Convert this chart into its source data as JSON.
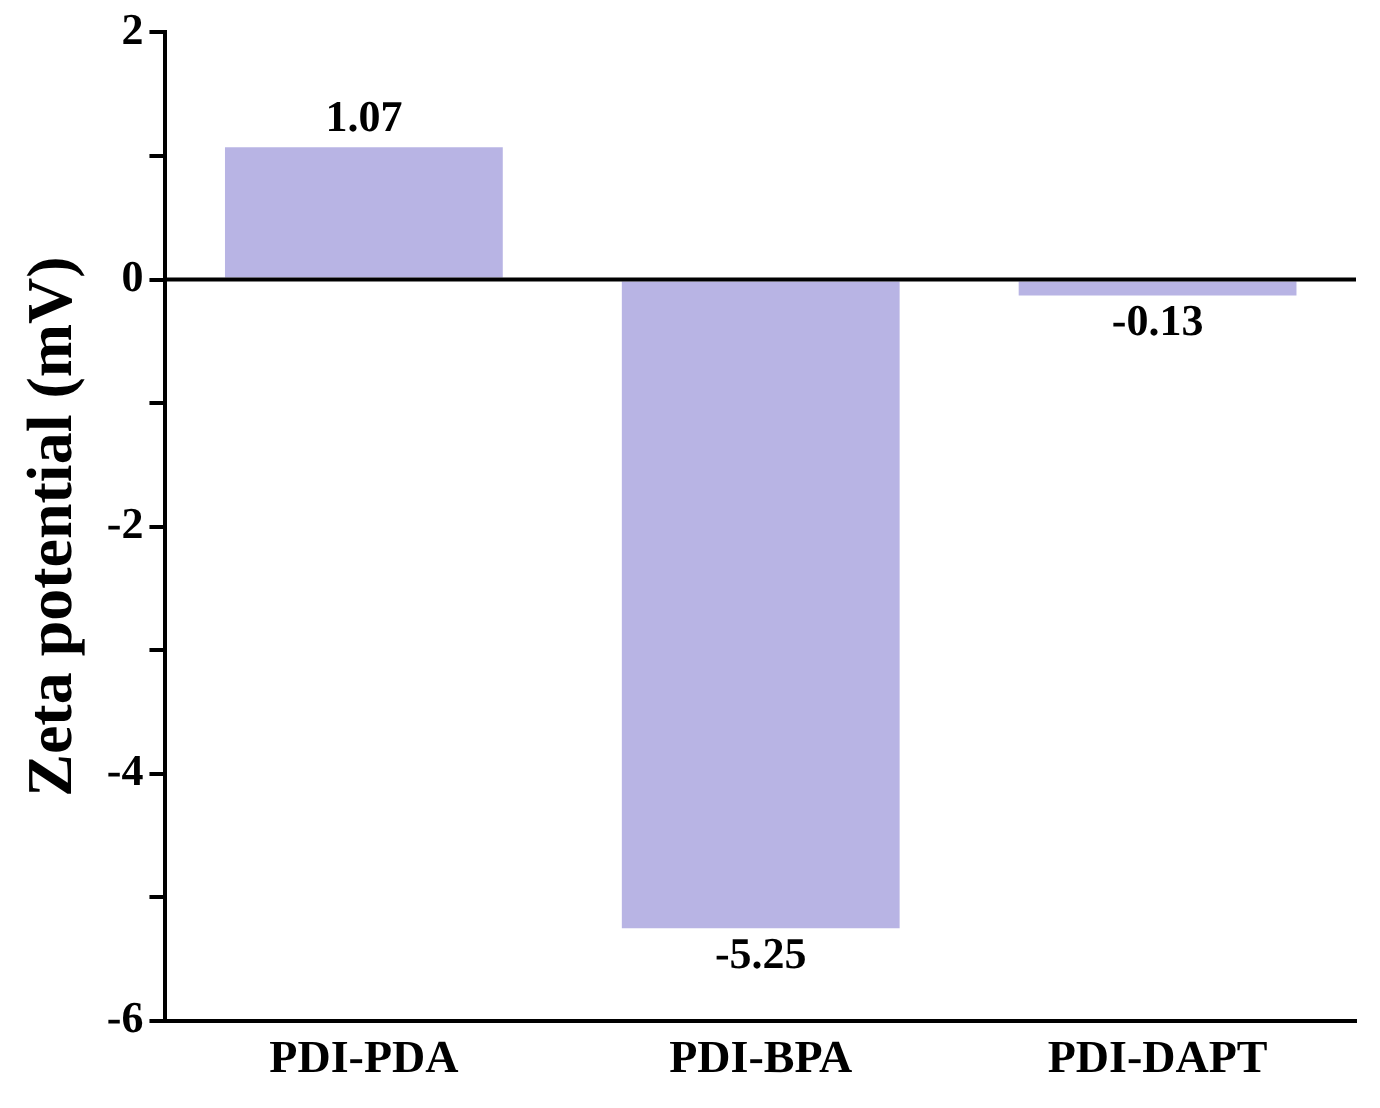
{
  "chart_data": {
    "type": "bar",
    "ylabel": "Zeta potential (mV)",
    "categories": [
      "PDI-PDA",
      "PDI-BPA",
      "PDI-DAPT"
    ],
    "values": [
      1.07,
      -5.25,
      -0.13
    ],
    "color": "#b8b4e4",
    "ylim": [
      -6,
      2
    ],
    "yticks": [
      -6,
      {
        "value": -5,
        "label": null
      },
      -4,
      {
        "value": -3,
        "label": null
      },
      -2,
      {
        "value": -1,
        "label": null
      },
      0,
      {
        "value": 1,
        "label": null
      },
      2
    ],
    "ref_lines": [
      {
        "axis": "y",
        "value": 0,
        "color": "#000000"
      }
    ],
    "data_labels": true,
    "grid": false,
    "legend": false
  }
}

==

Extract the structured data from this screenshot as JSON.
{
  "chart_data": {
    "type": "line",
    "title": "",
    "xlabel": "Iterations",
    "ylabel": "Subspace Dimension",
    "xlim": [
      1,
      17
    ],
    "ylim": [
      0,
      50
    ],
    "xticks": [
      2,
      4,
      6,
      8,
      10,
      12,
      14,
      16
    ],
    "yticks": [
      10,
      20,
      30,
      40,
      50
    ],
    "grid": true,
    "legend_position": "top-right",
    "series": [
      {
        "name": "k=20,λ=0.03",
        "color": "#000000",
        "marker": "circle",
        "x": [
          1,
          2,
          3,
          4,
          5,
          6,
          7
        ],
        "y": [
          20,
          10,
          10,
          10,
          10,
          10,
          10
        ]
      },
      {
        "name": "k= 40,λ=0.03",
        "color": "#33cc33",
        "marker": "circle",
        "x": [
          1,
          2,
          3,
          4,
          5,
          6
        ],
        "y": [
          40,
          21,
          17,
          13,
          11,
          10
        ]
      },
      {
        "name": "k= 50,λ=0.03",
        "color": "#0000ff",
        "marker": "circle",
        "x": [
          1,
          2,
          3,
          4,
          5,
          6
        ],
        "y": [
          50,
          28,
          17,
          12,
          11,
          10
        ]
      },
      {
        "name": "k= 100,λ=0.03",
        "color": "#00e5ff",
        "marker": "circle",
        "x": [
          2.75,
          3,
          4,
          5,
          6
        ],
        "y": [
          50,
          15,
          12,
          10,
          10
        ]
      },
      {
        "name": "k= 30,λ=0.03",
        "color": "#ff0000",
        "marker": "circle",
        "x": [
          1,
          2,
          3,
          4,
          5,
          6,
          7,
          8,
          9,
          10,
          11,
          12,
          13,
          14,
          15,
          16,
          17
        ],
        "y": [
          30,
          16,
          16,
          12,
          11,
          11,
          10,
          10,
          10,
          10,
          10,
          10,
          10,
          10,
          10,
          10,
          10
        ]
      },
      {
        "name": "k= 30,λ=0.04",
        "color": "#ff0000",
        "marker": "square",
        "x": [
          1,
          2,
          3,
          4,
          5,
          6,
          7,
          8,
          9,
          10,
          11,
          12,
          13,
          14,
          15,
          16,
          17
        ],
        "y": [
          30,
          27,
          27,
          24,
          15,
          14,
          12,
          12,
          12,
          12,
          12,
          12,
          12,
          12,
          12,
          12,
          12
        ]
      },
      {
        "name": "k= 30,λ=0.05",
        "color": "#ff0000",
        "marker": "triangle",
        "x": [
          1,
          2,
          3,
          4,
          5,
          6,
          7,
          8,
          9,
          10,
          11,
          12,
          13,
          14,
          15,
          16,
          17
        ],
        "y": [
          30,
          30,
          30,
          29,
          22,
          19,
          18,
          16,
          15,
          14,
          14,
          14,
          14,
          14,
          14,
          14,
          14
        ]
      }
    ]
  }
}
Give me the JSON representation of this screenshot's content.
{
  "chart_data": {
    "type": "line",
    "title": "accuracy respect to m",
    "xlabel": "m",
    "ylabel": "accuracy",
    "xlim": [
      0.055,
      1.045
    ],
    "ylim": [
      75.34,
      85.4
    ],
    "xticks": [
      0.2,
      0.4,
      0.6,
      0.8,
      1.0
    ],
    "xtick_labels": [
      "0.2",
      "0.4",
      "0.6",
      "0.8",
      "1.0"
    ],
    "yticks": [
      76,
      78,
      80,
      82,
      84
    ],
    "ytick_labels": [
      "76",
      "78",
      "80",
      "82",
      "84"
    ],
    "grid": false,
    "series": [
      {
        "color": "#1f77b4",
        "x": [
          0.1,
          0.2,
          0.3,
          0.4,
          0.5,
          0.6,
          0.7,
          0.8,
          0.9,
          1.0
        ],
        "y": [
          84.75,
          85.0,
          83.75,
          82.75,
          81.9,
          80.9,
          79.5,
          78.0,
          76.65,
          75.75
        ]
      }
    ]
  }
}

---

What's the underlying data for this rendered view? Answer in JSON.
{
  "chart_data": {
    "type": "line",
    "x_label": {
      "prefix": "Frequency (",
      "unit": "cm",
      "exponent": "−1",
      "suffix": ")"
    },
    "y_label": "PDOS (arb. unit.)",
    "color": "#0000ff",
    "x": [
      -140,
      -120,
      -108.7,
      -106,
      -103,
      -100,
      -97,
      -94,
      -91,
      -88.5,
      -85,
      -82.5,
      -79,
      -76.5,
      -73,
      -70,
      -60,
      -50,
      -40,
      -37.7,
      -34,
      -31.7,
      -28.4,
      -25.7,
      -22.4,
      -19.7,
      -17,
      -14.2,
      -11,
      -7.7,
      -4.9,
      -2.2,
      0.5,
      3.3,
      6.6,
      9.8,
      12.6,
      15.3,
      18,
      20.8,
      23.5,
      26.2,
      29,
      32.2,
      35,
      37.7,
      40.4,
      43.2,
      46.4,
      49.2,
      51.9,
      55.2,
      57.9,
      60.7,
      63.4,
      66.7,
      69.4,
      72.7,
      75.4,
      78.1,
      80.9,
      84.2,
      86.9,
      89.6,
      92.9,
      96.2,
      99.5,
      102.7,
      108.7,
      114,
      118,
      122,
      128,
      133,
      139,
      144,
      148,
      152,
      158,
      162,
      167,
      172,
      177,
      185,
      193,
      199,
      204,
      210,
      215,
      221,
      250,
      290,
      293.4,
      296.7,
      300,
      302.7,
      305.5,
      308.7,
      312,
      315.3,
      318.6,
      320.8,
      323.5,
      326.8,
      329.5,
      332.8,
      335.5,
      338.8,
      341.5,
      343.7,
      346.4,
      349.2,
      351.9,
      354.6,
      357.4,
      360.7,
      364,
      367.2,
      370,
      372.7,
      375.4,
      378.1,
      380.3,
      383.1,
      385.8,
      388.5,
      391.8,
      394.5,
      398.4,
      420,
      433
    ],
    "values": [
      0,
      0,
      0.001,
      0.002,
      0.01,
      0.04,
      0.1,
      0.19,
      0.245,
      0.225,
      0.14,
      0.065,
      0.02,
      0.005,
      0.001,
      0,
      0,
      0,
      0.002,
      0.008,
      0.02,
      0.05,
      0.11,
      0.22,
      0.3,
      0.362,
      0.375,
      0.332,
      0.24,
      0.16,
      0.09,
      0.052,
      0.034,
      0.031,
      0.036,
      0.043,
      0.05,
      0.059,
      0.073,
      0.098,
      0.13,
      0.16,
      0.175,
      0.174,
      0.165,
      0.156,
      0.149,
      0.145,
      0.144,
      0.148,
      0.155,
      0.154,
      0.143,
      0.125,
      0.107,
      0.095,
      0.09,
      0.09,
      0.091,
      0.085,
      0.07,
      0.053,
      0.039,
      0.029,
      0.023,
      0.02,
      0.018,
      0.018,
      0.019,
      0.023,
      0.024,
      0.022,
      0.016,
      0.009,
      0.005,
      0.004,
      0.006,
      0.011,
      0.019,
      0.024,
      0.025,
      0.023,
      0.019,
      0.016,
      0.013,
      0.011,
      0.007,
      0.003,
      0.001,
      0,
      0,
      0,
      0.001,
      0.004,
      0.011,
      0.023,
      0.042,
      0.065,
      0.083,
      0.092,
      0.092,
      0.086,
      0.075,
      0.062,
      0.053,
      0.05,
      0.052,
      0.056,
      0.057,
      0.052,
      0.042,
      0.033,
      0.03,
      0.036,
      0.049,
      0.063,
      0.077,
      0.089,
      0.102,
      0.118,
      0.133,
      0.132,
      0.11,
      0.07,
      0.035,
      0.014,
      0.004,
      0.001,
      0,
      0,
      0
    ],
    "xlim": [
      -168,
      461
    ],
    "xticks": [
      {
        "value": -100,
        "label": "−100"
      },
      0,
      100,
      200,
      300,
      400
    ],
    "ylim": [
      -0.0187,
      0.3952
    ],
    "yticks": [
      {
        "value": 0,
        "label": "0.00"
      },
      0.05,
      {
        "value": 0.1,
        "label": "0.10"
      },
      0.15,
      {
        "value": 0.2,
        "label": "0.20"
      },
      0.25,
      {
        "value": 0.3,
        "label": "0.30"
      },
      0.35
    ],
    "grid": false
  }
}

• _Work required_
Go through the data and count each line that has the word "ylabel", then give the total alone.

• _Response to this exercise_
3